Directive: Swap "Mobile" for "Home" in every line of the items below and write the lines out again with nothing else changed. Omit the pictures.

Source material:
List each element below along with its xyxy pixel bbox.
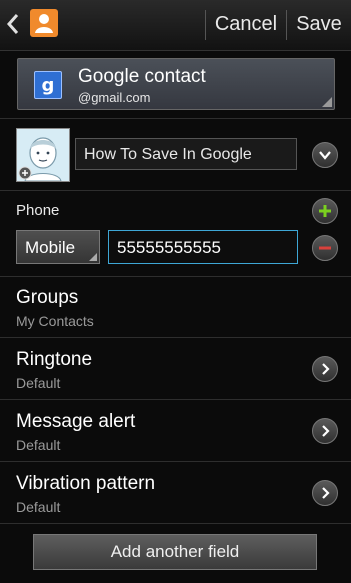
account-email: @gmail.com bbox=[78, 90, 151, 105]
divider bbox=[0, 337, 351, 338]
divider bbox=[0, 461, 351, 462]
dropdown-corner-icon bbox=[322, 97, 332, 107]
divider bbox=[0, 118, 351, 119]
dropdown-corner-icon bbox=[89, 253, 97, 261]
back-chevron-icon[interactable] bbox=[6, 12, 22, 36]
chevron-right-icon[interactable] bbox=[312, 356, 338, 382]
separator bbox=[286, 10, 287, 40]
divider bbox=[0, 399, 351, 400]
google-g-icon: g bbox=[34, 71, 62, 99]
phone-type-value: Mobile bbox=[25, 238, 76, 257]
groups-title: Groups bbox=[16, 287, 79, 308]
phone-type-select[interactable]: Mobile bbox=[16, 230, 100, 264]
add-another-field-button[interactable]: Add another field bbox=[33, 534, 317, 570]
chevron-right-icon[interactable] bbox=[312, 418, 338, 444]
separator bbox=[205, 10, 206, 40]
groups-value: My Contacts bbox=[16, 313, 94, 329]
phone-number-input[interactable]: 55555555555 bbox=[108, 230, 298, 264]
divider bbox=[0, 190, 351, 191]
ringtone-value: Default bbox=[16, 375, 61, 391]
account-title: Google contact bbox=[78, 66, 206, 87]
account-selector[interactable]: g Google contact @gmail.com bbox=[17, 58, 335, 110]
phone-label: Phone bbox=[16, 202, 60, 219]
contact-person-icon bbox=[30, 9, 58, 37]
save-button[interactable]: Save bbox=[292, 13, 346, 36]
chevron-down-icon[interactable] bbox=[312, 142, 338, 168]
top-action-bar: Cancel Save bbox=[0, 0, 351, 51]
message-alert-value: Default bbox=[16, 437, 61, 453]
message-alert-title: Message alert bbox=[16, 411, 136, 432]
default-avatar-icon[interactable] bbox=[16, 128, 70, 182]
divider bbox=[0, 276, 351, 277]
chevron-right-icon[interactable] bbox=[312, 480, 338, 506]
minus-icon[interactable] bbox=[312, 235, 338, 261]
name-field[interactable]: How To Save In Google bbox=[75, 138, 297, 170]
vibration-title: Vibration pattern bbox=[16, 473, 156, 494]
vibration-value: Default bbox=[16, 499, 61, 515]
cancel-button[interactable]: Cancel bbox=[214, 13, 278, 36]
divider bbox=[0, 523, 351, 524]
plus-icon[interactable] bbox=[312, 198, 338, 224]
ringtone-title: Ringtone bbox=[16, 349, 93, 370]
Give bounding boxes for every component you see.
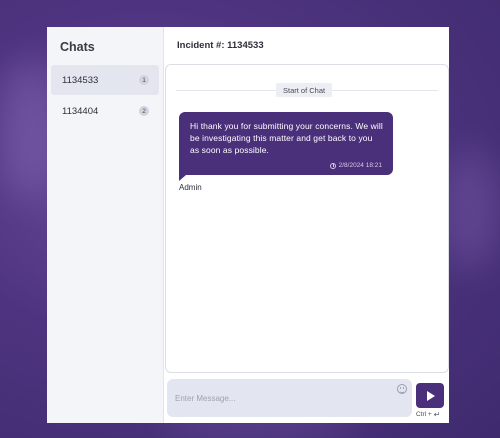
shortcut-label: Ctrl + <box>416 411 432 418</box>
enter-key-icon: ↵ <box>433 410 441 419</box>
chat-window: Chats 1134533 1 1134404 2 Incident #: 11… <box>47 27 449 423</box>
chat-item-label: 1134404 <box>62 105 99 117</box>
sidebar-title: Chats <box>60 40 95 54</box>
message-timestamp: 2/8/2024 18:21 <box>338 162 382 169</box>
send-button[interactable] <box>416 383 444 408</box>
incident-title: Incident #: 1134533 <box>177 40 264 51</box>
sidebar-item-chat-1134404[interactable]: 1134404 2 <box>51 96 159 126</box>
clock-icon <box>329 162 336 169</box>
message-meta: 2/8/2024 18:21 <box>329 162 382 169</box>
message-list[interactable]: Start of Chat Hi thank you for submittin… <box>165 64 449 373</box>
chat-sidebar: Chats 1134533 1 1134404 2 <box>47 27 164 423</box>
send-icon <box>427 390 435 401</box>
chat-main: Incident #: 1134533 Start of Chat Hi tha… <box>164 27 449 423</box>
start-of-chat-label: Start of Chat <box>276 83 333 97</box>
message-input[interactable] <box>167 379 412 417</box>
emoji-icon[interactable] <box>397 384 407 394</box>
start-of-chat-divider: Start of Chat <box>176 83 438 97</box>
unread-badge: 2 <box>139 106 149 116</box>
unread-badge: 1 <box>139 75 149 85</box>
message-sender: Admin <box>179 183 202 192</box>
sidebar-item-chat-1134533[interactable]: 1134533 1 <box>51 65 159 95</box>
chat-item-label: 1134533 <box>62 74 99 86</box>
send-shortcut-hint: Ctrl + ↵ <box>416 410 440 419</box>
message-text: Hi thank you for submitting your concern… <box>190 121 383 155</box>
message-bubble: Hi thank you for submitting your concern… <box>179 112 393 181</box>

Result of this task:
List each element below along with its xyxy pixel bbox.
account-email: @gmail.com bbox=[78, 90, 151, 105]
divider bbox=[0, 337, 351, 338]
divider bbox=[0, 461, 351, 462]
dropdown-corner-icon bbox=[322, 97, 332, 107]
divider bbox=[0, 118, 351, 119]
dropdown-corner-icon bbox=[89, 253, 97, 261]
back-chevron-icon[interactable] bbox=[6, 12, 22, 36]
chevron-right-icon[interactable] bbox=[312, 356, 338, 382]
separator bbox=[286, 10, 287, 40]
divider bbox=[0, 399, 351, 400]
google-g-icon: g bbox=[34, 71, 62, 99]
phone-type-value: Home bbox=[25, 238, 76, 257]
groups-title: Groups bbox=[16, 287, 79, 308]
phone-type-select[interactable]: Home bbox=[16, 230, 100, 264]
add-another-field-button[interactable]: Add another field bbox=[33, 534, 317, 570]
chevron-right-icon[interactable] bbox=[312, 418, 338, 444]
separator bbox=[205, 10, 206, 40]
groups-value: My Contacts bbox=[16, 313, 94, 329]
phone-number-input[interactable]: 55555555555 bbox=[108, 230, 298, 264]
divider bbox=[0, 190, 351, 191]
ringtone-value: Default bbox=[16, 375, 61, 391]
account-title: Google contact bbox=[78, 66, 206, 87]
account-selector[interactable]: g Google contact @gmail.com bbox=[17, 58, 335, 110]
phone-label: Phone bbox=[16, 202, 60, 219]
contact-person-icon bbox=[30, 9, 58, 37]
save-button[interactable]: Save bbox=[292, 13, 346, 36]
chevron-down-icon[interactable] bbox=[312, 142, 338, 168]
top-action-bar: Cancel Save bbox=[0, 0, 351, 51]
message-alert-value: Default bbox=[16, 437, 61, 453]
message-alert-title: Message alert bbox=[16, 411, 136, 432]
default-avatar-icon[interactable] bbox=[16, 128, 70, 182]
divider bbox=[0, 276, 351, 277]
chevron-right-icon[interactable] bbox=[312, 480, 338, 506]
minus-icon[interactable] bbox=[312, 235, 338, 261]
name-field[interactable]: How To Save In Google bbox=[75, 138, 297, 170]
vibration-title: Vibration pattern bbox=[16, 473, 156, 494]
vibration-value: Default bbox=[16, 499, 61, 515]
cancel-button[interactable]: Cancel bbox=[214, 13, 278, 36]
divider bbox=[0, 523, 351, 524]
plus-icon[interactable] bbox=[312, 198, 338, 224]
ringtone-title: Ringtone bbox=[16, 349, 93, 370]
Give bounding boxes for every component you see.
shortcut-label: Ctrl + <box>416 411 432 418</box>
enter-key-icon: ↵ <box>433 410 441 419</box>
chat-window: Chats 1134533 1 1134404 2 Incident #: 11… <box>47 27 449 423</box>
chat-item-label: 1134404 <box>62 105 99 117</box>
sidebar-title: Chats <box>60 40 95 54</box>
message-timestamp: 2/8/2024 18:21 <box>338 162 382 169</box>
send-button[interactable] <box>416 383 444 408</box>
incident-title: Incident #: 1134533 <box>177 40 264 51</box>
sidebar-item-chat-1134404[interactable]: 1134404 2 <box>51 96 159 126</box>
clock-icon <box>329 162 336 169</box>
message-meta: 2/8/2024 18:21 <box>329 162 382 169</box>
message-list[interactable]: Start of Chat Hi thank you for submittin… <box>165 64 449 373</box>
chat-sidebar: Chats 1134533 1 1134404 2 <box>47 27 164 423</box>
send-icon <box>427 390 435 401</box>
chat-main: Incident #: 1134533 Start of Chat Hi tha… <box>164 27 449 423</box>
start-of-chat-label: Start of Chat <box>276 83 333 97</box>
message-input[interactable] <box>167 379 412 417</box>
emoji-icon[interactable] <box>397 384 407 394</box>
start-of-chat-divider: Start of Chat <box>176 83 438 97</box>
unread-badge: 2 <box>139 106 149 116</box>
unread-badge: 1 <box>139 75 149 85</box>
message-sender: Admin <box>179 183 202 192</box>
sidebar-item-chat-1134533[interactable]: 1134533 1 <box>51 65 159 95</box>
chat-item-label: 1134533 <box>62 74 99 86</box>
send-shortcut-hint: Ctrl + ↵ <box>416 410 440 419</box>
message-text: Hi thank you for submitting your concern… <box>190 121 383 155</box>
message-bubble: Hi thank you for submitting your concern… <box>179 112 393 181</box>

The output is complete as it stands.